Retyping should cover only the lines from the one containing "Convert this document image to plain text." through the final line of the records, with pictures omitted.

— begin Working data —

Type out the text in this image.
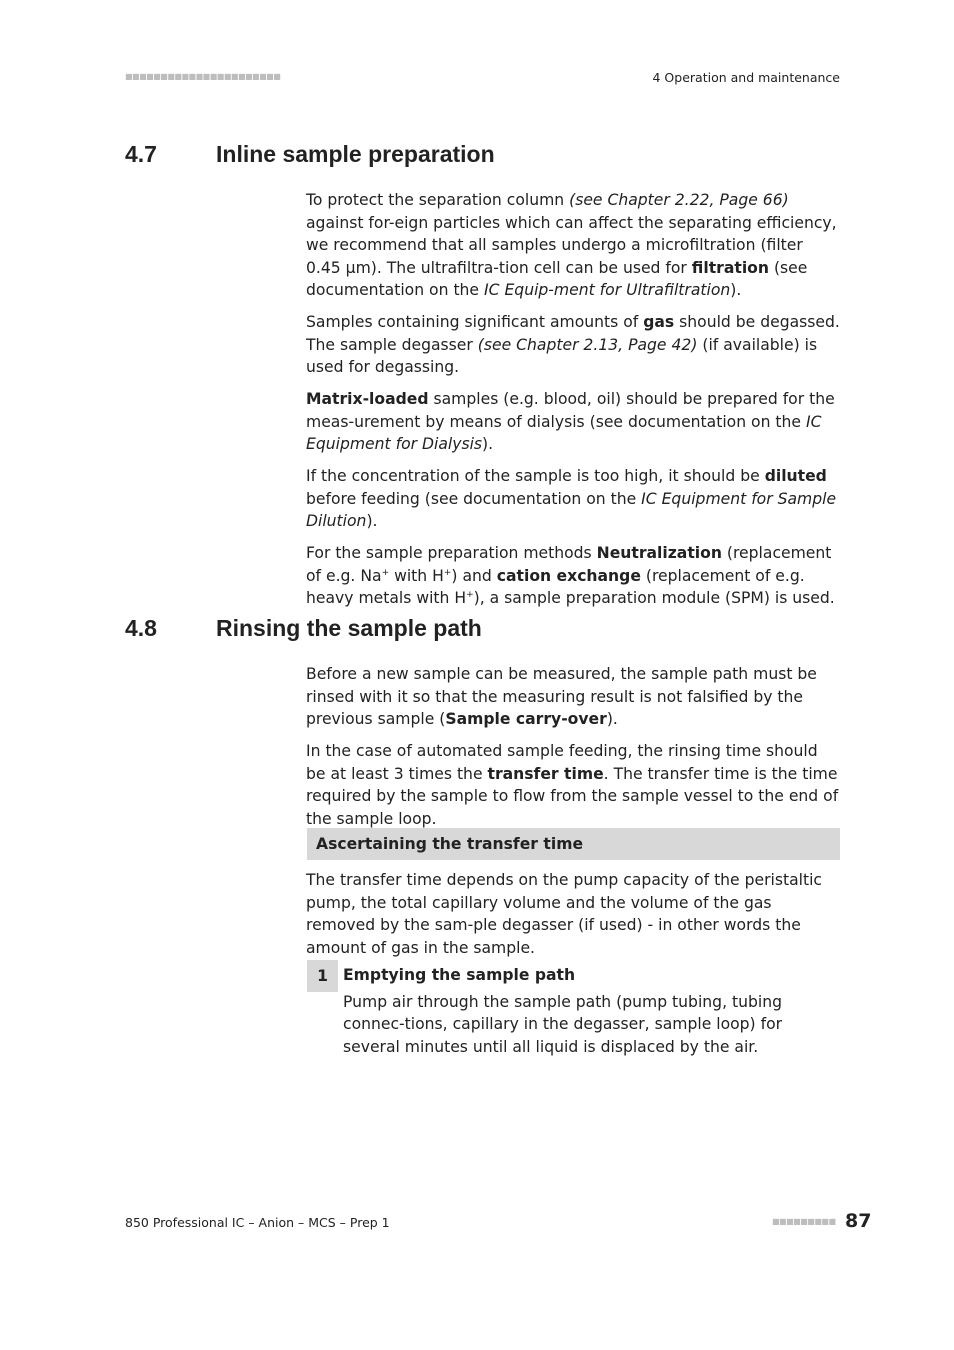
■■■■■■■■■■■■■■■■■■■■■■	4 Operation and maintenance
4.7	Inline sample preparation

To protect the separation column (see Chapter 2.22, Page 66) against for-eign particles which can affect the separating efficiency, we recommend that all samples undergo a microfiltration (filter 0.45 µm). The ultrafiltra-tion cell can be used for filtration (see documentation on the IC Equip-ment for Ultrafiltration).

Samples containing significant amounts of gas should be degassed. The sample degasser (see Chapter 2.13, Page 42) (if available) is used for degassing.

Matrix-loaded samples (e.g. blood, oil) should be prepared for the meas-urement by means of dialysis (see documentation on the IC Equipment for Dialysis).

If the concentration of the sample is too high, it should be diluted before feeding (see documentation on the IC Equipment for Sample Dilution).

For the sample preparation methods Neutralization (replacement of e.g. Na+ with H+) and cation exchange (replacement of e.g. heavy metals with H+), a sample preparation module (SPM) is used.

4.8	Rinsing the sample path

Before a new sample can be measured, the sample path must be rinsed with it so that the measuring result is not falsified by the previous sample (Sample carry-over).

In the case of automated sample feeding, the rinsing time should be at least 3 times the transfer time. The transfer time is the time required by the sample to flow from the sample vessel to the end of the sample loop.

Ascertaining the transfer time

The transfer time depends on the pump capacity of the peristaltic pump, the total capillary volume and the volume of the gas removed by the sam-ple degasser (if used) - in other words the amount of gas in the sample.

1 Emptying the sample path
Pump air through the sample path (pump tubing, tubing connec-tions, capillary in the degasser, sample loop) for several minutes until all liquid is displaced by the air.
850 Professional IC – Anion – MCS – Prep 1	■■■■■■■■■ 87
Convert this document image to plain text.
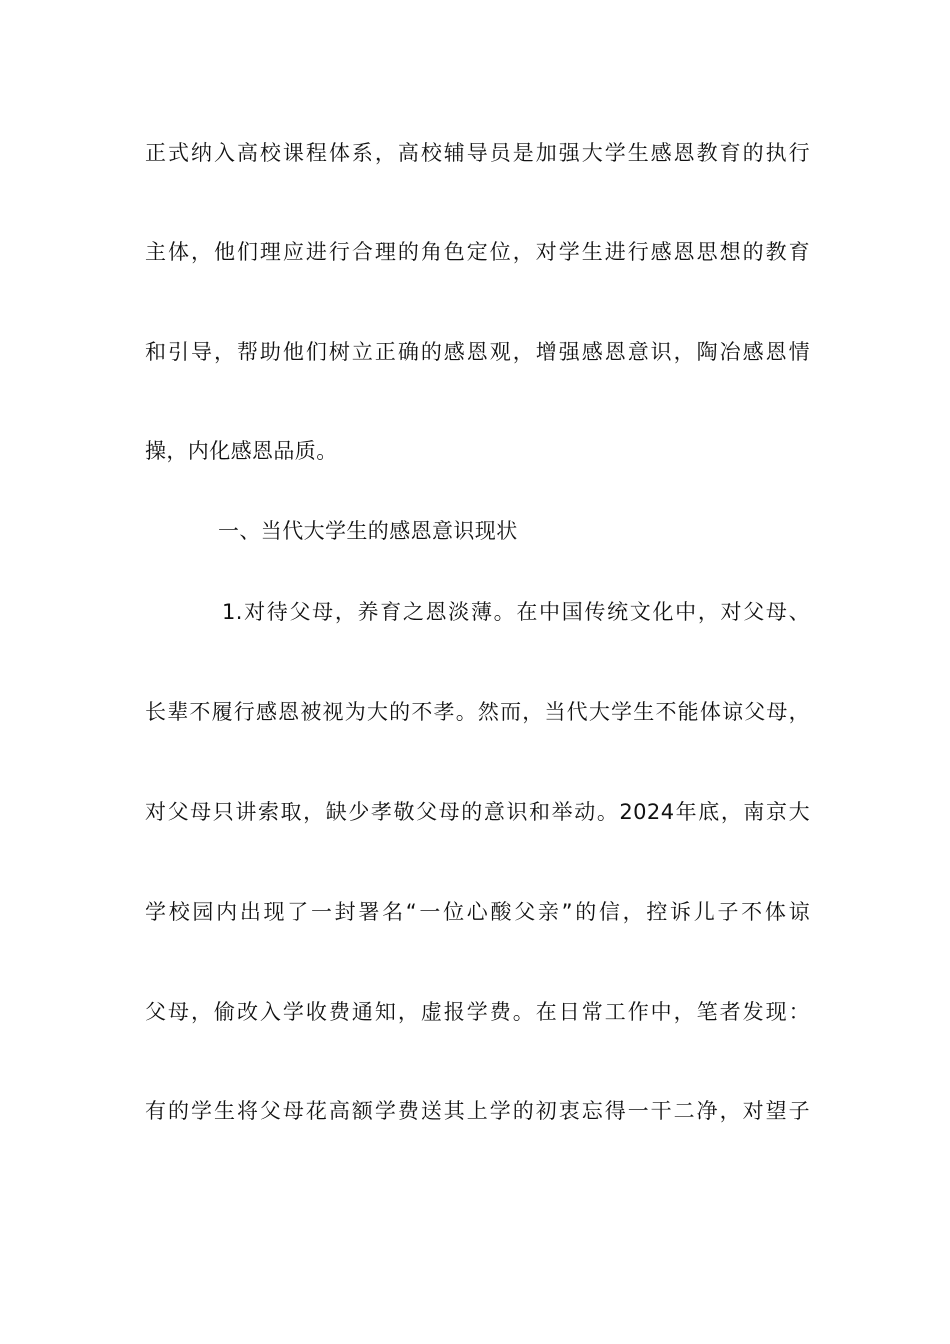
正式纳入高校课程体系，高校辅导员是加强大学生感恩教育的执行
主体，他们理应进行合理的角色定位，对学生进行感恩思想的教育
和引导，帮助他们树立正确的感恩观，增强感恩意识，陶冶感恩情
操，内化感恩品质。
一、当代大学生的感恩意识现状
1.对待父母，养育之恩淡薄。在中国传统文化中，对父母、
长辈不履行感恩被视为大的不孝。然而，当代大学生不能体谅父母，
对父母只讲索取，缺少孝敬父母的意识和举动。2024年底，南京大
学校园内出现了一封署名“一位心酸父亲”的信，控诉儿子不体谅
父母，偷改入学收费通知，虚报学费。在日常工作中，笔者发现：
有的学生将父母花高额学费送其上学的初衷忘得一干二净，对望子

— end Working data —

Expected output:
Convert this document image to plain text.
正式纳入高校课程体系，高校辅导员是加强大学生感恩教育的执行
主体，他们理应进行合理的角色定位，对学生进行感恩思想的教育
和引导，帮助他们树立正确的感恩观，增强感恩意识，陶冶感恩情
操，内化感恩品质。
一、当代大学生的感恩意识现状
1.对待父母，养育之恩淡薄。在中国传统文化中，对父母、
长辈不履行感恩被视为大的不孝。然而，当代大学生不能体谅父母，
对父母只讲索取，缺少孝敬父母的意识和举动。2024年底，南京大
学校园内出现了一封署名“一位心酸父亲”的信，控诉儿子不体谅
父母，偷改入学收费通知，虚报学费。在日常工作中，笔者发现：
有的学生将父母花高额学费送其上学的初衷忘得一干二净，对望子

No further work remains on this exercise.